● EXERCISE BRIEF:
Repeat all of the material exactly as given.

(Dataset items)

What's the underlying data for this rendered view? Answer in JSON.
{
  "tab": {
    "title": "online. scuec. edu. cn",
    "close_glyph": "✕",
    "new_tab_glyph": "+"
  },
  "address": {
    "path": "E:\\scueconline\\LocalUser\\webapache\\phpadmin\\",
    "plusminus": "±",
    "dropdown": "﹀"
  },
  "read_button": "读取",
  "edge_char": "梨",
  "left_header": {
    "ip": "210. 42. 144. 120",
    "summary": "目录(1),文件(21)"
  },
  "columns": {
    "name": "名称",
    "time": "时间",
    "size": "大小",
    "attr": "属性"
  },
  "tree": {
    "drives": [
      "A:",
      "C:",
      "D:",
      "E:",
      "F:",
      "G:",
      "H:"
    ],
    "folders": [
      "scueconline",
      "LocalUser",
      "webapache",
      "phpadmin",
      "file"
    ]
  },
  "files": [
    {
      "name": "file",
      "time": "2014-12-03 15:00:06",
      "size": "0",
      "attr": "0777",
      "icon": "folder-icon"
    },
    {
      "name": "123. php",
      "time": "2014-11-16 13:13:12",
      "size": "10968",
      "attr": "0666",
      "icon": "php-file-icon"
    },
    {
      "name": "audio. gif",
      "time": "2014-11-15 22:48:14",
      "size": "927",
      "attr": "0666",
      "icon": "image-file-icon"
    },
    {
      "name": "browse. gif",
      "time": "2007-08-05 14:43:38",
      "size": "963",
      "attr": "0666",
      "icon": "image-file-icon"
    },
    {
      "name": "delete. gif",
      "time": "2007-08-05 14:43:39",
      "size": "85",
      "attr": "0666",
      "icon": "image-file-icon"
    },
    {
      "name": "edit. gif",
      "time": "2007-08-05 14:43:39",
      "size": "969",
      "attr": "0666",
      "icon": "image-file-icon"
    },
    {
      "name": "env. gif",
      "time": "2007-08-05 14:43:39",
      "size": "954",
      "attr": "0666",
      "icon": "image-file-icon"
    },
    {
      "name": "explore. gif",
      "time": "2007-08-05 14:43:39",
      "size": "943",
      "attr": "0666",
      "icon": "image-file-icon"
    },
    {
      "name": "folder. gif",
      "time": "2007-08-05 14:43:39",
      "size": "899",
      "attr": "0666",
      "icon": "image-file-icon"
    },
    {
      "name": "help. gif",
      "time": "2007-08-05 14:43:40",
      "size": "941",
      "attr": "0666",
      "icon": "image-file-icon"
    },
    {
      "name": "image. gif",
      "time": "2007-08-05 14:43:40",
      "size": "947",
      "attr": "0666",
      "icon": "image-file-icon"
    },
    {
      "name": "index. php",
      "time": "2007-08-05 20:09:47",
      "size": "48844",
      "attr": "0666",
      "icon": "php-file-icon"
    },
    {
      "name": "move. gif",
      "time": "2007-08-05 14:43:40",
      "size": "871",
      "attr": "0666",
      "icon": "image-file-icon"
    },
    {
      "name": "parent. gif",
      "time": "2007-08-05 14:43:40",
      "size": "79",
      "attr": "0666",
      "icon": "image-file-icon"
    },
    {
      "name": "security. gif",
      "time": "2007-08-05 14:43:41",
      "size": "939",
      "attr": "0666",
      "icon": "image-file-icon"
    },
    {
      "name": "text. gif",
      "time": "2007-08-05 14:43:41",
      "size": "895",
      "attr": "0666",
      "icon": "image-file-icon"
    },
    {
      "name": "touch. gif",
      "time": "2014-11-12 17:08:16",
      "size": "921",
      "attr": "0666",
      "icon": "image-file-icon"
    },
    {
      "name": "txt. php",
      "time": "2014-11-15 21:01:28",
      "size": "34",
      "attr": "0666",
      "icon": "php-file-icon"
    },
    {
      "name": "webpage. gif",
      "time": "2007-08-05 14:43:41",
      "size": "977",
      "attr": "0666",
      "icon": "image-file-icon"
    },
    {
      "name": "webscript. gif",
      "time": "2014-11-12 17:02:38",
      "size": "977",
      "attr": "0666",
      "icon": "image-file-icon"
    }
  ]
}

● OUTPUT FOR THIS TASK:
What's the underlying data for this rendered view? Answer in JSON.
{
  "tab": {
    "title": "online. scuec. edu. cn",
    "close_glyph": "✕",
    "new_tab_glyph": "+"
  },
  "address": {
    "path": "E:\\scueconline\\LocalUser\\webapache\\phpadmin\\",
    "plusminus": "±",
    "dropdown": "﹀"
  },
  "read_button": "读取",
  "edge_char": "梨",
  "left_header": {
    "ip": "210. 42. 144. 120",
    "summary": "目录(1),文件(21)"
  },
  "columns": {
    "name": "名称",
    "time": "时间",
    "size": "大小",
    "attr": "属性"
  },
  "tree": {
    "drives": [
      "A:",
      "C:",
      "D:",
      "E:",
      "F:",
      "G:",
      "H:"
    ],
    "folders": [
      "scueconline",
      "LocalUser",
      "webapache",
      "phpadmin",
      "file"
    ]
  },
  "files": [
    {
      "name": "file",
      "time": "2014-12-03 15:00:06",
      "size": "0",
      "attr": "0777",
      "icon": "folder-icon"
    },
    {
      "name": "123. php",
      "time": "2014-11-16 13:13:12",
      "size": "10968",
      "attr": "0666",
      "icon": "php-file-icon"
    },
    {
      "name": "audio. gif",
      "time": "2014-11-15 22:48:14",
      "size": "927",
      "attr": "0666",
      "icon": "image-file-icon"
    },
    {
      "name": "browse. gif",
      "time": "2007-08-05 14:43:38",
      "size": "963",
      "attr": "0666",
      "icon": "image-file-icon"
    },
    {
      "name": "delete. gif",
      "time": "2007-08-05 14:43:39",
      "size": "85",
      "attr": "0666",
      "icon": "image-file-icon"
    },
    {
      "name": "edit. gif",
      "time": "2007-08-05 14:43:39",
      "size": "969",
      "attr": "0666",
      "icon": "image-file-icon"
    },
    {
      "name": "env. gif",
      "time": "2007-08-05 14:43:39",
      "size": "954",
      "attr": "0666",
      "icon": "image-file-icon"
    },
    {
      "name": "explore. gif",
      "time": "2007-08-05 14:43:39",
      "size": "943",
      "attr": "0666",
      "icon": "image-file-icon"
    },
    {
      "name": "folder. gif",
      "time": "2007-08-05 14:43:39",
      "size": "899",
      "attr": "0666",
      "icon": "image-file-icon"
    },
    {
      "name": "help. gif",
      "time": "2007-08-05 14:43:40",
      "size": "941",
      "attr": "0666",
      "icon": "image-file-icon"
    },
    {
      "name": "image. gif",
      "time": "2007-08-05 14:43:40",
      "size": "947",
      "attr": "0666",
      "icon": "image-file-icon"
    },
    {
      "name": "index. php",
      "time": "2007-08-05 20:09:47",
      "size": "48844",
      "attr": "0666",
      "icon": "php-file-icon"
    },
    {
      "name": "move. gif",
      "time": "2007-08-05 14:43:40",
      "size": "871",
      "attr": "0666",
      "icon": "image-file-icon"
    },
    {
      "name": "parent. gif",
      "time": "2007-08-05 14:43:40",
      "size": "79",
      "attr": "0666",
      "icon": "image-file-icon"
    },
    {
      "name": "security. gif",
      "time": "2007-08-05 14:43:41",
      "size": "939",
      "attr": "0666",
      "icon": "image-file-icon"
    },
    {
      "name": "text. gif",
      "time": "2007-08-05 14:43:41",
      "size": "895",
      "attr": "0666",
      "icon": "image-file-icon"
    },
    {
      "name": "touch. gif",
      "time": "2014-11-12 17:08:16",
      "size": "921",
      "attr": "0666",
      "icon": "image-file-icon"
    },
    {
      "name": "txt. php",
      "time": "2014-11-15 21:01:28",
      "size": "34",
      "attr": "0666",
      "icon": "php-file-icon"
    },
    {
      "name": "webpage. gif",
      "time": "2007-08-05 14:43:41",
      "size": "977",
      "attr": "0666",
      "icon": "image-file-icon"
    },
    {
      "name": "webscript. gif",
      "time": "2014-11-12 17:02:38",
      "size": "977",
      "attr": "0666",
      "icon": "image-file-icon"
    }
  ]
}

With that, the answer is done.